Task goal →
Print exactly the lines from the line with "Convert this screenshot" to the last line of the data, please, both included.

++++++++++

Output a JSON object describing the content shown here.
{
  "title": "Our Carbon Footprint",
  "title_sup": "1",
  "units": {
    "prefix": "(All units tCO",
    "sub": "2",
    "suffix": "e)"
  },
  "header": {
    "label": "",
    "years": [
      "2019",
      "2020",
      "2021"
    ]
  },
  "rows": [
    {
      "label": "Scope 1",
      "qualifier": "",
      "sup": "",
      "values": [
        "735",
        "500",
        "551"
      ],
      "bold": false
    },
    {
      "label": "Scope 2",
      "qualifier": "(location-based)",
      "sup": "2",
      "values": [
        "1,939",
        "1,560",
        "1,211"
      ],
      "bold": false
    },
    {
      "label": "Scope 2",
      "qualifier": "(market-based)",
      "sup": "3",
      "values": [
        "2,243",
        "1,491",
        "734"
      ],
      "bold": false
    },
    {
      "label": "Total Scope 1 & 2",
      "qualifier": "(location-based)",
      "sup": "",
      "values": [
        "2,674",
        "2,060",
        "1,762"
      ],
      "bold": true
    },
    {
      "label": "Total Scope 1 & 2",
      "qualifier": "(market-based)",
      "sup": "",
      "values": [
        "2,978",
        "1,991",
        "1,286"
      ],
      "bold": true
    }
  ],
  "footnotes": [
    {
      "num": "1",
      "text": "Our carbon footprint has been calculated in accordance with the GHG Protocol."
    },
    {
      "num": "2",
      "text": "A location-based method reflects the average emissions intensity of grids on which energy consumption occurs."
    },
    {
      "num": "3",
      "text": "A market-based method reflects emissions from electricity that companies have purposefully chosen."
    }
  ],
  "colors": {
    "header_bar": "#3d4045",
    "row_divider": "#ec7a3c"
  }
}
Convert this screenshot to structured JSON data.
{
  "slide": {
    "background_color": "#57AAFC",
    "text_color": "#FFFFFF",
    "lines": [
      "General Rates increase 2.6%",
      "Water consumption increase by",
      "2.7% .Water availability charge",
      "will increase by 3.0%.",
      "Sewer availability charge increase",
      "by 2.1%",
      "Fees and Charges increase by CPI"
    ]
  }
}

++++++++++

Answer to the problem →
Convert this screenshot to structured JSON data.
{
  "slide": {
    "background_color": "#57AAFC",
    "text_color": "#FFFFFF",
    "lines": [
      "General Rates increase 2.6%",
      "Water consumption increase by",
      "2.7% .Water availability charge",
      "will increase by 3.0%.",
      "Sewer availability charge increase",
      "by 2.1%",
      "Fees and Charges increase by CPI"
    ]
  }
}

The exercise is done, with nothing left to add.